Provided data

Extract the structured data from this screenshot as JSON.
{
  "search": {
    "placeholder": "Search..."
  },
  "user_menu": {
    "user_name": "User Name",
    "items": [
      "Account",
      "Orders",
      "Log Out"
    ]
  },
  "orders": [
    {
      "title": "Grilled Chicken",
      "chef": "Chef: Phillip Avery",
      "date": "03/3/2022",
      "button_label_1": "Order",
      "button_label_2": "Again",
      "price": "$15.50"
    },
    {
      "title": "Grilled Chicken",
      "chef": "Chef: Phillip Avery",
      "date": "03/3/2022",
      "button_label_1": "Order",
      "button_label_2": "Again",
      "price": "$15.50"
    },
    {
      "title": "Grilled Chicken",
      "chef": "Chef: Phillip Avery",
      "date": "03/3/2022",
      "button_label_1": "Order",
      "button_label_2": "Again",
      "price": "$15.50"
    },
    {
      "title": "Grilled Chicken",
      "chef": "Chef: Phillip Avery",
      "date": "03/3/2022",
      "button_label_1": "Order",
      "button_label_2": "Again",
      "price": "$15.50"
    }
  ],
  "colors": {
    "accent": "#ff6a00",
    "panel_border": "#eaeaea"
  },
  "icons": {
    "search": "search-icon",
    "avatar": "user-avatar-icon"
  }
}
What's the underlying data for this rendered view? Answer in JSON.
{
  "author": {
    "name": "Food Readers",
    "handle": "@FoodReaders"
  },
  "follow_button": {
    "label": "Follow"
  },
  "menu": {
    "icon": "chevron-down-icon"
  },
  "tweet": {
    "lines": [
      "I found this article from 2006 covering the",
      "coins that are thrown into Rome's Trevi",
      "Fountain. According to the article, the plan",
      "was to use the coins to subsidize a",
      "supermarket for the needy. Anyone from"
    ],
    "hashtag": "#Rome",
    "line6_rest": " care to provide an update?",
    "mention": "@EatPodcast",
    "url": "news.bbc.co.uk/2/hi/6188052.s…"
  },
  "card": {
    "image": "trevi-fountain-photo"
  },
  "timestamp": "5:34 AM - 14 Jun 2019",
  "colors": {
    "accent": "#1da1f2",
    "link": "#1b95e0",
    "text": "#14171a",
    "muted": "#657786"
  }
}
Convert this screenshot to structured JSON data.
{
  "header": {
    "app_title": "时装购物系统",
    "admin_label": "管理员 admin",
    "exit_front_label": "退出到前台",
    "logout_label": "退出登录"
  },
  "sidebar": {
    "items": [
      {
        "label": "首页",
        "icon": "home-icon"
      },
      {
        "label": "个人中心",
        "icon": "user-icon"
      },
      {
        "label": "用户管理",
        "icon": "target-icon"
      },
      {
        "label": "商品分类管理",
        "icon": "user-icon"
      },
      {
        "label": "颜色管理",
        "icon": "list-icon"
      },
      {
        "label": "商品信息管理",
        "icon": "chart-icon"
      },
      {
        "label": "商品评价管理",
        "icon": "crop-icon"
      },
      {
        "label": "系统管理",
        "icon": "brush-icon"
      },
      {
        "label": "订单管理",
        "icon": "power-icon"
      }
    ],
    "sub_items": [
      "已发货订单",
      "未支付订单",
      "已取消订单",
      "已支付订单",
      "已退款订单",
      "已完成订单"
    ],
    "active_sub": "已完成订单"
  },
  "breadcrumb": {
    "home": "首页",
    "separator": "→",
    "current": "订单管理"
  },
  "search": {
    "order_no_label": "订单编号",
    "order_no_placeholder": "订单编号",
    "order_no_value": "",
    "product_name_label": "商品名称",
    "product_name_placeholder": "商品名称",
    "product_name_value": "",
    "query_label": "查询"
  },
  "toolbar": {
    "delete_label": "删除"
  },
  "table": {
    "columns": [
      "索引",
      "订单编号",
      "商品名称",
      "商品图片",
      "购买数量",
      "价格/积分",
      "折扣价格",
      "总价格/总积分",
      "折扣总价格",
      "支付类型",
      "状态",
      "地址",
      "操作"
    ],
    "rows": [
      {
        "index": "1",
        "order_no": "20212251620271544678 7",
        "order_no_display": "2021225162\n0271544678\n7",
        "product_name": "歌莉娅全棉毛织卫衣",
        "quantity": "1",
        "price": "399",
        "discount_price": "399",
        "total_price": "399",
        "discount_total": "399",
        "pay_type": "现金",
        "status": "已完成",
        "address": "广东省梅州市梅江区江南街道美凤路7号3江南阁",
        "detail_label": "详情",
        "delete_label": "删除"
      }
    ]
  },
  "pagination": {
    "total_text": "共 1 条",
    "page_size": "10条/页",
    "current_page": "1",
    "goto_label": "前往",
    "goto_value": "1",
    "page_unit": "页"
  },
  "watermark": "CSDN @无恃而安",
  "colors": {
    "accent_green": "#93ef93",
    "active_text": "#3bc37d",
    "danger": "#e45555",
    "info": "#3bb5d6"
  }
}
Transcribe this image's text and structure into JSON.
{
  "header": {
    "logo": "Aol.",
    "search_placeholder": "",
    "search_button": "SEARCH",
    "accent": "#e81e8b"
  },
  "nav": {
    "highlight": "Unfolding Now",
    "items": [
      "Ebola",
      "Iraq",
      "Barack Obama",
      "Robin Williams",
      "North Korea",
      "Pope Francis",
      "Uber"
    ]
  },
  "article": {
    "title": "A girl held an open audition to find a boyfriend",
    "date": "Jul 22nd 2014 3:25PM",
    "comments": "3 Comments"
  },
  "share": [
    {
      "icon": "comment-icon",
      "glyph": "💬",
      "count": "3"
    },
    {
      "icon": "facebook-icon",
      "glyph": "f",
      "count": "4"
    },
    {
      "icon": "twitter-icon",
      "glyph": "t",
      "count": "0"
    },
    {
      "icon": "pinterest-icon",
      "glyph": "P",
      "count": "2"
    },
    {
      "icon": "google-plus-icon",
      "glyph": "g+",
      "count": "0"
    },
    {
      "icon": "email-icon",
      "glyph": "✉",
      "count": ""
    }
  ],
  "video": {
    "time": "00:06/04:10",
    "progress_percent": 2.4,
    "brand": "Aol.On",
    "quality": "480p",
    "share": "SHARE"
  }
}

Written request
Output all of the data again. Match it exactly.

Written response
Extract the structured data from this screenshot as JSON.
{
  "search": {
    "placeholder": "Search..."
  },
  "user_menu": {
    "user_name": "User Name",
    "items": [
      "Account",
      "Orders",
      "Log Out"
    ]
  },
  "orders": [
    {
      "title": "Grilled Chicken",
      "chef": "Chef: Phillip Avery",
      "date": "03/3/2022",
      "button_label_1": "Order",
      "button_label_2": "Again",
      "price": "$15.50"
    },
    {
      "title": "Grilled Chicken",
      "chef": "Chef: Phillip Avery",
      "date": "03/3/2022",
      "button_label_1": "Order",
      "button_label_2": "Again",
      "price": "$15.50"
    },
    {
      "title": "Grilled Chicken",
      "chef": "Chef: Phillip Avery",
      "date": "03/3/2022",
      "button_label_1": "Order",
      "button_label_2": "Again",
      "price": "$15.50"
    },
    {
      "title": "Grilled Chicken",
      "chef": "Chef: Phillip Avery",
      "date": "03/3/2022",
      "button_label_1": "Order",
      "button_label_2": "Again",
      "price": "$15.50"
    }
  ],
  "colors": {
    "accent": "#ff6a00",
    "panel_border": "#eaeaea"
  },
  "icons": {
    "search": "search-icon",
    "avatar": "user-avatar-icon"
  }
}
What's the underlying data for this rendered view? Answer in JSON.
{
  "author": {
    "name": "Food Readers",
    "handle": "@FoodReaders"
  },
  "follow_button": {
    "label": "Follow"
  },
  "menu": {
    "icon": "chevron-down-icon"
  },
  "tweet": {
    "lines": [
      "I found this article from 2006 covering the",
      "coins that are thrown into Rome's Trevi",
      "Fountain. According to the article, the plan",
      "was to use the coins to subsidize a",
      "supermarket for the needy. Anyone from"
    ],
    "hashtag": "#Rome",
    "line6_rest": " care to provide an update?",
    "mention": "@EatPodcast",
    "url": "news.bbc.co.uk/2/hi/6188052.s…"
  },
  "card": {
    "image": "trevi-fountain-photo"
  },
  "timestamp": "5:34 AM - 14 Jun 2019",
  "colors": {
    "accent": "#1da1f2",
    "link": "#1b95e0",
    "text": "#14171a",
    "muted": "#657786"
  }
}
Convert this screenshot to structured JSON data.
{
  "header": {
    "app_title": "时装购物系统",
    "admin_label": "管理员 admin",
    "exit_front_label": "退出到前台",
    "logout_label": "退出登录"
  },
  "sidebar": {
    "items": [
      {
        "label": "首页",
        "icon": "home-icon"
      },
      {
        "label": "个人中心",
        "icon": "user-icon"
      },
      {
        "label": "用户管理",
        "icon": "target-icon"
      },
      {
        "label": "商品分类管理",
        "icon": "user-icon"
      },
      {
        "label": "颜色管理",
        "icon": "list-icon"
      },
      {
        "label": "商品信息管理",
        "icon": "chart-icon"
      },
      {
        "label": "商品评价管理",
        "icon": "crop-icon"
      },
      {
        "label": "系统管理",
        "icon": "brush-icon"
      },
      {
        "label": "订单管理",
        "icon": "power-icon"
      }
    ],
    "sub_items": [
      "已发货订单",
      "未支付订单",
      "已取消订单",
      "已支付订单",
      "已退款订单",
      "已完成订单"
    ],
    "active_sub": "已完成订单"
  },
  "breadcrumb": {
    "home": "首页",
    "separator": "→",
    "current": "订单管理"
  },
  "search": {
    "order_no_label": "订单编号",
    "order_no_placeholder": "订单编号",
    "order_no_value": "",
    "product_name_label": "商品名称",
    "product_name_placeholder": "商品名称",
    "product_name_value": "",
    "query_label": "查询"
  },
  "toolbar": {
    "delete_label": "删除"
  },
  "table": {
    "columns": [
      "索引",
      "订单编号",
      "商品名称",
      "商品图片",
      "购买数量",
      "价格/积分",
      "折扣价格",
      "总价格/总积分",
      "折扣总价格",
      "支付类型",
      "状态",
      "地址",
      "操作"
    ],
    "rows": [
      {
        "index": "1",
        "order_no": "20212251620271544678 7",
        "order_no_display": "2021225162\n0271544678\n7",
        "product_name": "歌莉娅全棉毛织卫衣",
        "quantity": "1",
        "price": "399",
        "discount_price": "399",
        "total_price": "399",
        "discount_total": "399",
        "pay_type": "现金",
        "status": "已完成",
        "address": "广东省梅州市梅江区江南街道美凤路7号3江南阁",
        "detail_label": "详情",
        "delete_label": "删除"
      }
    ]
  },
  "pagination": {
    "total_text": "共 1 条",
    "page_size": "10条/页",
    "current_page": "1",
    "goto_label": "前往",
    "goto_value": "1",
    "page_unit": "页"
  },
  "watermark": "CSDN @无恃而安",
  "colors": {
    "accent_green": "#93ef93",
    "active_text": "#3bc37d",
    "danger": "#e45555",
    "info": "#3bb5d6"
  }
}
Transcribe this image's text and structure into JSON.
{
  "header": {
    "logo": "Aol.",
    "search_placeholder": "",
    "search_button": "SEARCH",
    "accent": "#e81e8b"
  },
  "nav": {
    "highlight": "Unfolding Now",
    "items": [
      "Ebola",
      "Iraq",
      "Barack Obama",
      "Robin Williams",
      "North Korea",
      "Pope Francis",
      "Uber"
    ]
  },
  "article": {
    "title": "A girl held an open audition to find a boyfriend",
    "date": "Jul 22nd 2014 3:25PM",
    "comments": "3 Comments"
  },
  "share": [
    {
      "icon": "comment-icon",
      "glyph": "💬",
      "count": "3"
    },
    {
      "icon": "facebook-icon",
      "glyph": "f",
      "count": "4"
    },
    {
      "icon": "twitter-icon",
      "glyph": "t",
      "count": "0"
    },
    {
      "icon": "pinterest-icon",
      "glyph": "P",
      "count": "2"
    },
    {
      "icon": "google-plus-icon",
      "glyph": "g+",
      "count": "0"
    },
    {
      "icon": "email-icon",
      "glyph": "✉",
      "count": ""
    }
  ],
  "video": {
    "time": "00:06/04:10",
    "progress_percent": 2.4,
    "brand": "Aol.On",
    "quality": "480p",
    "share": "SHARE"
  }
}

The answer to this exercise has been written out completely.